(Figure content listings)
>> Start

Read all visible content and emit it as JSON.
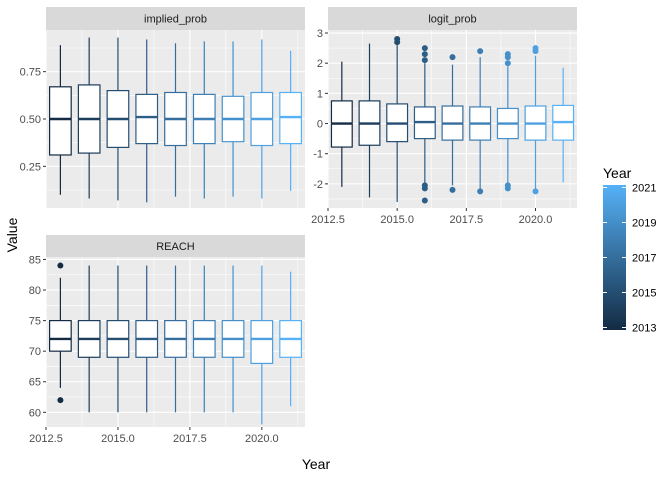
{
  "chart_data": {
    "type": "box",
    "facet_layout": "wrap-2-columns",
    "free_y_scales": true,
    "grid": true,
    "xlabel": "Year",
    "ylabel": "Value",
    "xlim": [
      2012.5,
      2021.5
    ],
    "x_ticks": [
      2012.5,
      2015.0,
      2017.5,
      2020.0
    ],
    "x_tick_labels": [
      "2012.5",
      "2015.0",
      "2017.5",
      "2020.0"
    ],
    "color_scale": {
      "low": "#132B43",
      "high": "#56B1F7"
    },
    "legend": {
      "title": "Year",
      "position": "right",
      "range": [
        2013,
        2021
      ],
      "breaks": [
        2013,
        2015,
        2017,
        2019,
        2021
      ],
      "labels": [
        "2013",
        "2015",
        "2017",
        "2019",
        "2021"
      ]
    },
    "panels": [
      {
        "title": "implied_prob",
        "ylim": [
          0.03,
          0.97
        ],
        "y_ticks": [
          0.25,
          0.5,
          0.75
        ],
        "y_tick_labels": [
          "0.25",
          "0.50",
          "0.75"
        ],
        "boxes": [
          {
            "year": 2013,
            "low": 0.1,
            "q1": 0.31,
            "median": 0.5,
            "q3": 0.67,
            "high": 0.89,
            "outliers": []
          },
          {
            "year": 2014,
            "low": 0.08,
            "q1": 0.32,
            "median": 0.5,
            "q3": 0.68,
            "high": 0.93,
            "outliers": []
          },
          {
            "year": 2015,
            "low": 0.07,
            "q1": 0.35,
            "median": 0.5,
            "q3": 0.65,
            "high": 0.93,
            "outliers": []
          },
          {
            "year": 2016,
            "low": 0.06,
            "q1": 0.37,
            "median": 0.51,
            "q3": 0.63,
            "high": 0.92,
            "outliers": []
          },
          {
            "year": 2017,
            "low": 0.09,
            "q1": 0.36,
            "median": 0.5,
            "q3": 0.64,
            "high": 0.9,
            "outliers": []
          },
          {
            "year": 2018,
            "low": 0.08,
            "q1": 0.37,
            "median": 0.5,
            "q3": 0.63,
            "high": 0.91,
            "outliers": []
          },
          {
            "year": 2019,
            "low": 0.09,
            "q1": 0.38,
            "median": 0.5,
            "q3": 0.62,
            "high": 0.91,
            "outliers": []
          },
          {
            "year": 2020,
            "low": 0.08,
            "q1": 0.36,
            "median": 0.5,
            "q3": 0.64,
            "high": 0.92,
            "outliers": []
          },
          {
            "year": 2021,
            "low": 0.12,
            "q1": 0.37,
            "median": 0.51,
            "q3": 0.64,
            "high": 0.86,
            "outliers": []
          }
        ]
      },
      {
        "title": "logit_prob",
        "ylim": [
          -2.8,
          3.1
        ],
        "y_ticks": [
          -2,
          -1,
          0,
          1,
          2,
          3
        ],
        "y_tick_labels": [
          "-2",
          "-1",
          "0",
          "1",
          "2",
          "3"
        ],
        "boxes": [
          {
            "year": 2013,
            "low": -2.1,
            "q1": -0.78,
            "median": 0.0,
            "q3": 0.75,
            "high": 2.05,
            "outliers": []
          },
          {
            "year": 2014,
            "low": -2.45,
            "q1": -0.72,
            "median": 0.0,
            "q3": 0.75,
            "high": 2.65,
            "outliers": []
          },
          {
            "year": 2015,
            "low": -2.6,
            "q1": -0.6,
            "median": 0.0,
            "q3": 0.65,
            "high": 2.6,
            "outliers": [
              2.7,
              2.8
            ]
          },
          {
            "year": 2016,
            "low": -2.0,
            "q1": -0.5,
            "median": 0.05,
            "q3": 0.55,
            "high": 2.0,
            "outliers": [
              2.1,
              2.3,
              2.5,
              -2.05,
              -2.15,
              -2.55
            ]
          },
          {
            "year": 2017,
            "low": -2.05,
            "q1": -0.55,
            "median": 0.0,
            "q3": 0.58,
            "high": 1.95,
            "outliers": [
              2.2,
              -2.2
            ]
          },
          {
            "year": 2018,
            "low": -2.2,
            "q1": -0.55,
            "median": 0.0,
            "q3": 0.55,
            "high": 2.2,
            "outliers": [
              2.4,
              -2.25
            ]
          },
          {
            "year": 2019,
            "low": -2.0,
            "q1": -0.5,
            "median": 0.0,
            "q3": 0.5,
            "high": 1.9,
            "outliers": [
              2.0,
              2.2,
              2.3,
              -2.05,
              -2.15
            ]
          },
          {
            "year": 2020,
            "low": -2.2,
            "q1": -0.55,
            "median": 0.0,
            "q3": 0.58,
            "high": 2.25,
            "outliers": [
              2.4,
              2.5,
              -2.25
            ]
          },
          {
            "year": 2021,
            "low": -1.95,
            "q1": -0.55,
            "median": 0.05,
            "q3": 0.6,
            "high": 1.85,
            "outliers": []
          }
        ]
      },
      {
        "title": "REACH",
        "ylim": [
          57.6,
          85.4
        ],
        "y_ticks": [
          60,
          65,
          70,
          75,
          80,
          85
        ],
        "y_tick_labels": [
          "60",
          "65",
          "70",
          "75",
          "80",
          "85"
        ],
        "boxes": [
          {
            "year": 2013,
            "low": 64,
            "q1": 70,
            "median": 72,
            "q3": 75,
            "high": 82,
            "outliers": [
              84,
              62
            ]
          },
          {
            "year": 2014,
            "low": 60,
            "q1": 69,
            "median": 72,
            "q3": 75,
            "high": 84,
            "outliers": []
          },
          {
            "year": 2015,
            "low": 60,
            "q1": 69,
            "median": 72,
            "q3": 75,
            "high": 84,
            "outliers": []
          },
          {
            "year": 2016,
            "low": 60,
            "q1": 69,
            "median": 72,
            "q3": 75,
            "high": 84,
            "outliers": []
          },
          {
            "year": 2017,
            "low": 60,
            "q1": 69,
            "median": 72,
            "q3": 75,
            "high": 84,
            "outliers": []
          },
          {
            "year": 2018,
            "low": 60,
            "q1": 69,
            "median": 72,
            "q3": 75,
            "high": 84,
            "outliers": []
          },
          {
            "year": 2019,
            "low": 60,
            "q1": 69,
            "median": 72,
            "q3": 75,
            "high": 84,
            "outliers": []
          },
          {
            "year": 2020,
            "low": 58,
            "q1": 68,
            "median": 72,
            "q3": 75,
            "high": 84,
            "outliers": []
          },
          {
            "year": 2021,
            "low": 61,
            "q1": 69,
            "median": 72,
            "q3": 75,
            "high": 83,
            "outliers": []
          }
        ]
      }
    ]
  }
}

>> End
>> Start

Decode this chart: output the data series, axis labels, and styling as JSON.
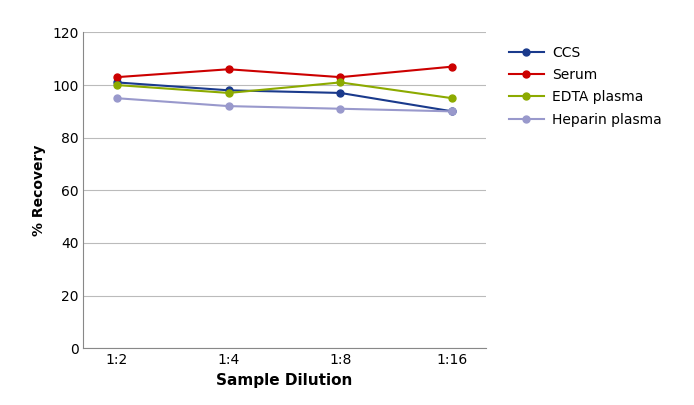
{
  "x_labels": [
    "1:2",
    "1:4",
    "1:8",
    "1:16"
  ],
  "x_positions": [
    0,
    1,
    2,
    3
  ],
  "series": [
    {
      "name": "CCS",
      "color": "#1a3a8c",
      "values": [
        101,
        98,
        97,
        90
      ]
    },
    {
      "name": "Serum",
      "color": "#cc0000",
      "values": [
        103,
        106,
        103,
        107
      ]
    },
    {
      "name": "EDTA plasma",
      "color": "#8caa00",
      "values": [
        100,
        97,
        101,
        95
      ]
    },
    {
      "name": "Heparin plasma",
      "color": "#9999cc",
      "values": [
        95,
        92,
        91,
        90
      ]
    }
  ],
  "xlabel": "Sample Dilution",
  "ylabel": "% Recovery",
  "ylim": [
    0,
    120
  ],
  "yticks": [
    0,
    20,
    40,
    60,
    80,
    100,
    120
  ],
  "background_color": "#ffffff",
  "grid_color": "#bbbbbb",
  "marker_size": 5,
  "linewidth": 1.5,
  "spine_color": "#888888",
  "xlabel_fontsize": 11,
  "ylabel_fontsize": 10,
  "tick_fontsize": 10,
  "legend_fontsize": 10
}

>> End

**What is expected:** Only the number should be given: how many lines of the data contain the word "name"?

**The reply:** 4